Quantitative assessment of the impacts of human activities on net primary productivity

doi:10.13287/j.1001-9332.201708.019

Abstract

Abstract: Urban expansion and land cover changes driven primarily by human activities have significant influences on urban eco-environment, and together with climatic change jointly affect net primary productivity (NPP). However, quantitative analysis about the impacts of human activities on NPP change isolated from climatic change in the spatiotemporal scale is poorly understood. We took Guangzhou City as study area to estimate the actual NPP (NPP_act) and the potential NPP (NPP_p) from 2001 to 2013 based on Carnegie Ames Stanford Approach (CASA) model and CHIKUGO model, and calculated the loss of NPP due to land use and land cover change (NPP_lulc) from NPP_act and NPP_p. The impact of human activities on NPP in the process of urban sprawl was quantitatively analyzed and assessed by examining a relative contribution index (RCI) based on NPP_p and NPP_lulc. Guangzhou City and its five regions showed a declined trend of NPP_act and an increased trend of NPP_lulc from 2001 to 2013, and significant spatial differences of NPP_act and NPP_lulc were found in all regions. RCI had an increasing trend over 13 years, the smallest value of average RCI occurred in northeastern region (0.31), indicating climatic change was the main cause of NPP change, while the average RCI was higher than 0.5 in the other four regions, indicating that these regions were subjected to severe anthropogenic disturbances and human activities were the dominant factors of NPP reduction. The slopes of RCI change were positive in Guangzhou and its five regions, revealing an increasing human disturbance trend. Northern region had the largest RCI slope of 0.693, suggesting the trend was most obviously in this region.

■ **OBJECTIVE A**
Copy the listing word for word, from its first line up to and including the line that contains "Text: 19: 19 [282, 417, 354, 435]".

■ **PROVIDED ENTRIES**
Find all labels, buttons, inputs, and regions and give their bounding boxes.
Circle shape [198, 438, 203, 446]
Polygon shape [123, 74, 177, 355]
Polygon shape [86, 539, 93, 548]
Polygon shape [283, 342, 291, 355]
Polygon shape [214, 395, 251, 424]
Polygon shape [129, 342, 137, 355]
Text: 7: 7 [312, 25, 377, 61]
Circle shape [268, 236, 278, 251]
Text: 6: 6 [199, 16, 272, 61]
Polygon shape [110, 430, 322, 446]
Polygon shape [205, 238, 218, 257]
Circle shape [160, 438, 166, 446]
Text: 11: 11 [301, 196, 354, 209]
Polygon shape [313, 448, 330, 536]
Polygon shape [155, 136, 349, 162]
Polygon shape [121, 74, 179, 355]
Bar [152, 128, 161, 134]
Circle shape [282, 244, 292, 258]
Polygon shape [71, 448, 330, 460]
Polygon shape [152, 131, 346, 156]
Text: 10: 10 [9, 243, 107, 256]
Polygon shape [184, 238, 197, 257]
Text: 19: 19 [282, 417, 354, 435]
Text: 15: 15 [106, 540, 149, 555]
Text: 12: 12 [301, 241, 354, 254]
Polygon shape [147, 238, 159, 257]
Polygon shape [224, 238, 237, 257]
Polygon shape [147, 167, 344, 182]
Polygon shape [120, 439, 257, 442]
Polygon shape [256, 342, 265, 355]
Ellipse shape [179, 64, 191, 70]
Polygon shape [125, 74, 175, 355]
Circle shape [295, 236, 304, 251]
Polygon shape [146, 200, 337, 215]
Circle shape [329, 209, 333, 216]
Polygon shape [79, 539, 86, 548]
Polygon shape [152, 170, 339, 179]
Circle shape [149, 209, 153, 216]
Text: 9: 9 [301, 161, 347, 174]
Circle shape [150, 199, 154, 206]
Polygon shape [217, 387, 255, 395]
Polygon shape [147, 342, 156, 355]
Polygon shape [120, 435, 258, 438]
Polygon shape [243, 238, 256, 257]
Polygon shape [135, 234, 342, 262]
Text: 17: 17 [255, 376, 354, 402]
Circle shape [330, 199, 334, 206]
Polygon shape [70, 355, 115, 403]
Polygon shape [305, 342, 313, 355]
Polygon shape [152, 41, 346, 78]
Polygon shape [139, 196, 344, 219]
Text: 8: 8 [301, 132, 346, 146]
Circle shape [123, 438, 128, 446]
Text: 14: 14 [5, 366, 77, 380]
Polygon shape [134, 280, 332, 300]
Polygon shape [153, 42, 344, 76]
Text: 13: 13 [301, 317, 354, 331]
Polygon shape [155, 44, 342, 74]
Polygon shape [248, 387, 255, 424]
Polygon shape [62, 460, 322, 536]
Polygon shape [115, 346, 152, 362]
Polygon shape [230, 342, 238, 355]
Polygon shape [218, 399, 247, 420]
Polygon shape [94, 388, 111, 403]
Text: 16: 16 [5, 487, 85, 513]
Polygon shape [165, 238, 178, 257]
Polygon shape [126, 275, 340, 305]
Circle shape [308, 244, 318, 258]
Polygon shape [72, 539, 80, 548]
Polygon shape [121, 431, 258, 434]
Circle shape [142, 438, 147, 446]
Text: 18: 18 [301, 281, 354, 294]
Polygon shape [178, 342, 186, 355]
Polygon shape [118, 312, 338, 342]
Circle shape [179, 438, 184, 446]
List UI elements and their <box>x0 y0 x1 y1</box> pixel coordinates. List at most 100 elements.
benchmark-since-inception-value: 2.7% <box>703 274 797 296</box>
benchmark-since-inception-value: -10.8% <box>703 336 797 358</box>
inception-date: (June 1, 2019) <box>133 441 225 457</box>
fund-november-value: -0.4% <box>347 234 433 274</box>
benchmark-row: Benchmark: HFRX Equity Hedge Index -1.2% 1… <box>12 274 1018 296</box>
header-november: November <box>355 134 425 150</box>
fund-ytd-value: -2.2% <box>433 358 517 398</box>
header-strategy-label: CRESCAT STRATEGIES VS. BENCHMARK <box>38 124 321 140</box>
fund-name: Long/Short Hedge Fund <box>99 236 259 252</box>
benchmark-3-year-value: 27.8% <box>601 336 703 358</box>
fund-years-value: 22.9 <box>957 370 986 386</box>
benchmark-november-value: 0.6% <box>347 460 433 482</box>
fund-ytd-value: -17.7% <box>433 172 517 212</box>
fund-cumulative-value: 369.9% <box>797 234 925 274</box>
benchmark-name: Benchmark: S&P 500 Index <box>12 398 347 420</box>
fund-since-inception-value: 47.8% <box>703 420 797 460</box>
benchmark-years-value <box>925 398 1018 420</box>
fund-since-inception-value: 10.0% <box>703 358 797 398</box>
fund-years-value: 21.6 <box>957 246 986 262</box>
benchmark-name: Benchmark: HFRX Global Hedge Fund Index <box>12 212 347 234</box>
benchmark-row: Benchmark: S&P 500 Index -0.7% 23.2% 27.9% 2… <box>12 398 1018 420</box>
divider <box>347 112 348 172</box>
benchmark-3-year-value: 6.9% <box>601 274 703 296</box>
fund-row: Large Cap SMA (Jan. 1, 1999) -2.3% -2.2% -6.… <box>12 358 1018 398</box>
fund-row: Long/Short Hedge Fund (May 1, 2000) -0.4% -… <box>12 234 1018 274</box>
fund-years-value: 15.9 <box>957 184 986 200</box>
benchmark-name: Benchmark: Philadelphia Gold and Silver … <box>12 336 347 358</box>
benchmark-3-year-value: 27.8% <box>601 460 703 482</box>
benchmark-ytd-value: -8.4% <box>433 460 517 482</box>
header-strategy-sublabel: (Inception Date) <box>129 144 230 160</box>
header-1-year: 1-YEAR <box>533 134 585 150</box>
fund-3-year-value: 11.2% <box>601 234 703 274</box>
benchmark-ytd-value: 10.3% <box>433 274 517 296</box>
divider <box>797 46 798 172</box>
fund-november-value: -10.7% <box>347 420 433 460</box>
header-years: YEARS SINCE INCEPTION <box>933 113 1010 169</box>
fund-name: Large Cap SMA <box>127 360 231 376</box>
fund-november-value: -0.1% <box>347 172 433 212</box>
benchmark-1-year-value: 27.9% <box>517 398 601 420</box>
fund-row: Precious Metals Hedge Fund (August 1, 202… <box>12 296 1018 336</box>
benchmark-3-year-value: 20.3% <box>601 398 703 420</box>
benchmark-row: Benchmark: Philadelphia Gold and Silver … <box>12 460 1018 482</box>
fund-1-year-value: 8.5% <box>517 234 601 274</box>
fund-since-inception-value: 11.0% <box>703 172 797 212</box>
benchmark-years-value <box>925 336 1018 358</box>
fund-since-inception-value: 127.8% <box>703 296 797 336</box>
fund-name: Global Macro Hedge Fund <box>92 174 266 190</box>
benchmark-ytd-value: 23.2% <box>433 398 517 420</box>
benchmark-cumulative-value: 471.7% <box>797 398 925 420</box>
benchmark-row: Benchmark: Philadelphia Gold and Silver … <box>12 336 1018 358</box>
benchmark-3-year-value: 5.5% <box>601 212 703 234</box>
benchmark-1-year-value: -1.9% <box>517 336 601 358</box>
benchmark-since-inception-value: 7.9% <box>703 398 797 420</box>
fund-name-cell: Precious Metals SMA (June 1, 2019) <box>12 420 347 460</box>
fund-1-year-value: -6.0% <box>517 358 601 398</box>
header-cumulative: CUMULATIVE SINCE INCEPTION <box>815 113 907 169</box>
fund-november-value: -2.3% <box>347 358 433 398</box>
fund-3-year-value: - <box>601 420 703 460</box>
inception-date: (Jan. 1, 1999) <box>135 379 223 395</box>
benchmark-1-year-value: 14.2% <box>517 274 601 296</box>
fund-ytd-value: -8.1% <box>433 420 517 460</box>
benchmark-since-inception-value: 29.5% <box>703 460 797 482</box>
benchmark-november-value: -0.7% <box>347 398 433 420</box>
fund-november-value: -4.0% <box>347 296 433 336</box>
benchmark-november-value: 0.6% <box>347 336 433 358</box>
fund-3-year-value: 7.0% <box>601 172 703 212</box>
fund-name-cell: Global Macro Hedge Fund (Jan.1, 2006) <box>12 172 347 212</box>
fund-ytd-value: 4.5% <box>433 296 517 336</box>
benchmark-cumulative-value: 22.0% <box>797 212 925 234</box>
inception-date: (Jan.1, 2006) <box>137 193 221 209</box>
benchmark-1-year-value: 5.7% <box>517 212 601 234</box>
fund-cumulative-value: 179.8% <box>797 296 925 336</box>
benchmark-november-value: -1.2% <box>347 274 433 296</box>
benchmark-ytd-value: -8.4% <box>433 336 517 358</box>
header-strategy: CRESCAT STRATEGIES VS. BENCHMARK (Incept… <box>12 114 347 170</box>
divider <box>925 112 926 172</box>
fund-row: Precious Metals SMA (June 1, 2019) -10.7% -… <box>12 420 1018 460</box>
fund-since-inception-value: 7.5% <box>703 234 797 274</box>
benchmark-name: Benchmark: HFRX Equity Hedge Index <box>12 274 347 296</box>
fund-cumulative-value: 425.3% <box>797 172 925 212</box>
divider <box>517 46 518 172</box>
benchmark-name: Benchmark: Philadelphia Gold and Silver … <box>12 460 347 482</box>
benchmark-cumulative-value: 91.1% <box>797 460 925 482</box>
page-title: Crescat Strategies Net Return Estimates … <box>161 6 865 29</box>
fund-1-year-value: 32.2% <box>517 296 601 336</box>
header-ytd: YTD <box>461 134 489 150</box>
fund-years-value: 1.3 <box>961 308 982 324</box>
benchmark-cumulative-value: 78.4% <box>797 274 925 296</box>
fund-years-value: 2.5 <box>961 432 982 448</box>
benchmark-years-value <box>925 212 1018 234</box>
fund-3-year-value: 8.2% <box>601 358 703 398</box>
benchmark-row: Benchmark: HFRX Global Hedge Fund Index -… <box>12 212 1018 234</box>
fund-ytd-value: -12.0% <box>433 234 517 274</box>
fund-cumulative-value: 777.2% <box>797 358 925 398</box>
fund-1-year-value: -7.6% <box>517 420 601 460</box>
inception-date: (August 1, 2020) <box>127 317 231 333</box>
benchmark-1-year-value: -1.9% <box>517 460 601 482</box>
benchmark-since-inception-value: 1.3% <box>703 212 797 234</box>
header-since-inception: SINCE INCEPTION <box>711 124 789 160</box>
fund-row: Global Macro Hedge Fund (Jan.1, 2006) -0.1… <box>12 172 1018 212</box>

■ **OBJECTIVE B**
List every abbreviation that the abstract spells out, with what each one stands for.

■ **FULL ANSWER A**
Find all labels, buttons, inputs, and regions and give their bounding boxes.
Circle shape [198, 438, 203, 446]
Polygon shape [123, 74, 177, 355]
Polygon shape [86, 539, 93, 548]
Polygon shape [283, 342, 291, 355]
Polygon shape [214, 395, 251, 424]
Polygon shape [129, 342, 137, 355]
Text: 7: 7 [312, 25, 377, 61]
Circle shape [268, 236, 278, 251]
Text: 6: 6 [199, 16, 272, 61]
Polygon shape [110, 430, 322, 446]
Polygon shape [205, 238, 218, 257]
Circle shape [160, 438, 166, 446]
Text: 11: 11 [301, 196, 354, 209]
Polygon shape [313, 448, 330, 536]
Polygon shape [155, 136, 349, 162]
Polygon shape [121, 74, 179, 355]
Bar [152, 128, 161, 134]
Circle shape [282, 244, 292, 258]
Polygon shape [71, 448, 330, 460]
Polygon shape [152, 131, 346, 156]
Text: 10: 10 [9, 243, 107, 256]
Polygon shape [184, 238, 197, 257]
Text: 19: 19 [282, 417, 354, 435]

■ **FULL ANSWER B**
- NPP: net primary productivity
- NPP_act: actual NPP
- NPP_p: potential NPP
- CASA: Carnegie Ames Stanford Approach
- NPP_lulc: loss of NPP due to land use and land cover change
- RCI: relative contribution index